Directions. Exactly repeat the full listing that follows.

Material provided.
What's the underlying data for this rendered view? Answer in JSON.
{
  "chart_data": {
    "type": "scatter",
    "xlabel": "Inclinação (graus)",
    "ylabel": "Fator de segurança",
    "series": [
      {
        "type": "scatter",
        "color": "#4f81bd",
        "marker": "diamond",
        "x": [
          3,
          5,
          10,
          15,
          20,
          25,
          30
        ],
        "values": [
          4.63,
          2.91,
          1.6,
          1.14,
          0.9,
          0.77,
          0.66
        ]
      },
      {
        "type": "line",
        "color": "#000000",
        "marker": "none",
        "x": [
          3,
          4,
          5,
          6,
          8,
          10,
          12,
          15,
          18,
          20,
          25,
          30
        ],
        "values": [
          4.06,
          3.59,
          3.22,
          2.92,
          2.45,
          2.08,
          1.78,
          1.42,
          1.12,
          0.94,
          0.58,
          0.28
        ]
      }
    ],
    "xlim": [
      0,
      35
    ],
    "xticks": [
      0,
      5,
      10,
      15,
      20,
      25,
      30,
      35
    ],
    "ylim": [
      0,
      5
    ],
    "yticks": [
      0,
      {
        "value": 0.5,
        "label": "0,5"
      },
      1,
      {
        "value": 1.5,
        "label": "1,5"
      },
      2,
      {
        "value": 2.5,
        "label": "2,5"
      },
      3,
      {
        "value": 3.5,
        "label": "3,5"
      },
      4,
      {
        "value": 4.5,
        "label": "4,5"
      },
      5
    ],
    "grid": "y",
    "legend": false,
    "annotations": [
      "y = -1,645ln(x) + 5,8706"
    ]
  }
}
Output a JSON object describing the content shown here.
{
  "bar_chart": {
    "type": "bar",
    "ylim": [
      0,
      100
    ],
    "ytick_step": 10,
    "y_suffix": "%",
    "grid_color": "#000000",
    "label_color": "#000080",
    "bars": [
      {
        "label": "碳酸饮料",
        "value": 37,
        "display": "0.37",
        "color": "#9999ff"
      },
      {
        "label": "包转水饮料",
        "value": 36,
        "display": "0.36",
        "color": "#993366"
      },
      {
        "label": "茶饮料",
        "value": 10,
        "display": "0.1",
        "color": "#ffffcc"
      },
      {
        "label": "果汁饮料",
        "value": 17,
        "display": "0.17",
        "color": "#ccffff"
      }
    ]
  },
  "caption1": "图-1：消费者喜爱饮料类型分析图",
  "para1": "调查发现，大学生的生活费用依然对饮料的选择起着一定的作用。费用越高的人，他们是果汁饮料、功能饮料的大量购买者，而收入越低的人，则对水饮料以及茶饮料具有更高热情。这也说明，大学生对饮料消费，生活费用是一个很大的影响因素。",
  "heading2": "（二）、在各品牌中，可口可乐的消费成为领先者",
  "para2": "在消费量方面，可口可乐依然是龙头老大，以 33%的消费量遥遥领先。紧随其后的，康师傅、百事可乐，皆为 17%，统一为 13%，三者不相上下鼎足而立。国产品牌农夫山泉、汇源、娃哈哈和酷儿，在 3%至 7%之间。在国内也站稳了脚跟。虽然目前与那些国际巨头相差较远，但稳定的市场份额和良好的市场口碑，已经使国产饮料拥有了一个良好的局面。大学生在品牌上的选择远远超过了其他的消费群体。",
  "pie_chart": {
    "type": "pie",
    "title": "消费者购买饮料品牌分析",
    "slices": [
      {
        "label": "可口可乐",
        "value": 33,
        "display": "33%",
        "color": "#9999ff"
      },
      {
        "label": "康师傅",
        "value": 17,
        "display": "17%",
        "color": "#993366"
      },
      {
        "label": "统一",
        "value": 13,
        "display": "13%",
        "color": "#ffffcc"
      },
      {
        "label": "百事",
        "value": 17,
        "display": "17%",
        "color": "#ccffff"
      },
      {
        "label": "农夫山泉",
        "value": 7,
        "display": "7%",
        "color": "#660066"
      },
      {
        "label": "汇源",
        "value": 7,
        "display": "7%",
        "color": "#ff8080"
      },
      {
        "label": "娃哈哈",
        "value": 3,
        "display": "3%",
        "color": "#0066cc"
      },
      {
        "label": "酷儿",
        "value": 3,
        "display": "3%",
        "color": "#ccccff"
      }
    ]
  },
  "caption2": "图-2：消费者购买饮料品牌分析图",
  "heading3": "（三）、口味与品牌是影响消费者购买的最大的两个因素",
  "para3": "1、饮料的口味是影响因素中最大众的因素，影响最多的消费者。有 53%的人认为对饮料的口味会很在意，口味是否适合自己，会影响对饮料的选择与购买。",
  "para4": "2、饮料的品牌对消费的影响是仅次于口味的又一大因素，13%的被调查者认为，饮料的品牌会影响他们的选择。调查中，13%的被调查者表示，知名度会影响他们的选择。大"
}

Solution below.
What's the underlying data for this rendered view? Answer in JSON.
{
  "chart_data": {
    "type": "scatter",
    "xlabel": "Inclinação (graus)",
    "ylabel": "Fator de segurança",
    "series": [
      {
        "type": "scatter",
        "color": "#4f81bd",
        "marker": "diamond",
        "x": [
          3,
          5,
          10,
          15,
          20,
          25,
          30
        ],
        "values": [
          4.63,
          2.91,
          1.6,
          1.14,
          0.9,
          0.77,
          0.66
        ]
      },
      {
        "type": "line",
        "color": "#000000",
        "marker": "none",
        "x": [
          3,
          4,
          5,
          6,
          8,
          10,
          12,
          15,
          18,
          20,
          25,
          30
        ],
        "values": [
          4.06,
          3.59,
          3.22,
          2.92,
          2.45,
          2.08,
          1.78,
          1.42,
          1.12,
          0.94,
          0.58,
          0.28
        ]
      }
    ],
    "xlim": [
      0,
      35
    ],
    "xticks": [
      0,
      5,
      10,
      15,
      20,
      25,
      30,
      35
    ],
    "ylim": [
      0,
      5
    ],
    "yticks": [
      0,
      {
        "value": 0.5,
        "label": "0,5"
      },
      1,
      {
        "value": 1.5,
        "label": "1,5"
      },
      2,
      {
        "value": 2.5,
        "label": "2,5"
      },
      3,
      {
        "value": 3.5,
        "label": "3,5"
      },
      4,
      {
        "value": 4.5,
        "label": "4,5"
      },
      5
    ],
    "grid": "y",
    "legend": false,
    "annotations": [
      "y = -1,645ln(x) + 5,8706"
    ]
  }
}
Output a JSON object describing the content shown here.
{
  "bar_chart": {
    "type": "bar",
    "ylim": [
      0,
      100
    ],
    "ytick_step": 10,
    "y_suffix": "%",
    "grid_color": "#000000",
    "label_color": "#000080",
    "bars": [
      {
        "label": "碳酸饮料",
        "value": 37,
        "display": "0.37",
        "color": "#9999ff"
      },
      {
        "label": "包转水饮料",
        "value": 36,
        "display": "0.36",
        "color": "#993366"
      },
      {
        "label": "茶饮料",
        "value": 10,
        "display": "0.1",
        "color": "#ffffcc"
      },
      {
        "label": "果汁饮料",
        "value": 17,
        "display": "0.17",
        "color": "#ccffff"
      }
    ]
  },
  "caption1": "图-1：消费者喜爱饮料类型分析图",
  "para1": "调查发现，大学生的生活费用依然对饮料的选择起着一定的作用。费用越高的人，他们是果汁饮料、功能饮料的大量购买者，而收入越低的人，则对水饮料以及茶饮料具有更高热情。这也说明，大学生对饮料消费，生活费用是一个很大的影响因素。",
  "heading2": "（二）、在各品牌中，可口可乐的消费成为领先者",
  "para2": "在消费量方面，可口可乐依然是龙头老大，以 33%的消费量遥遥领先。紧随其后的，康师傅、百事可乐，皆为 17%，统一为 13%，三者不相上下鼎足而立。国产品牌农夫山泉、汇源、娃哈哈和酷儿，在 3%至 7%之间。在国内也站稳了脚跟。虽然目前与那些国际巨头相差较远，但稳定的市场份额和良好的市场口碑，已经使国产饮料拥有了一个良好的局面。大学生在品牌上的选择远远超过了其他的消费群体。",
  "pie_chart": {
    "type": "pie",
    "title": "消费者购买饮料品牌分析",
    "slices": [
      {
        "label": "可口可乐",
        "value": 33,
        "display": "33%",
        "color": "#9999ff"
      },
      {
        "label": "康师傅",
        "value": 17,
        "display": "17%",
        "color": "#993366"
      },
      {
        "label": "统一",
        "value": 13,
        "display": "13%",
        "color": "#ffffcc"
      },
      {
        "label": "百事",
        "value": 17,
        "display": "17%",
        "color": "#ccffff"
      },
      {
        "label": "农夫山泉",
        "value": 7,
        "display": "7%",
        "color": "#660066"
      },
      {
        "label": "汇源",
        "value": 7,
        "display": "7%",
        "color": "#ff8080"
      },
      {
        "label": "娃哈哈",
        "value": 3,
        "display": "3%",
        "color": "#0066cc"
      },
      {
        "label": "酷儿",
        "value": 3,
        "display": "3%",
        "color": "#ccccff"
      }
    ]
  },
  "caption2": "图-2：消费者购买饮料品牌分析图",
  "heading3": "（三）、口味与品牌是影响消费者购买的最大的两个因素",
  "para3": "1、饮料的口味是影响因素中最大众的因素，影响最多的消费者。有 53%的人认为对饮料的口味会很在意，口味是否适合自己，会影响对饮料的选择与购买。",
  "para4": "2、饮料的品牌对消费的影响是仅次于口味的又一大因素，13%的被调查者认为，饮料的品牌会影响他们的选择。调查中，13%的被调查者表示，知名度会影响他们的选择。大"
}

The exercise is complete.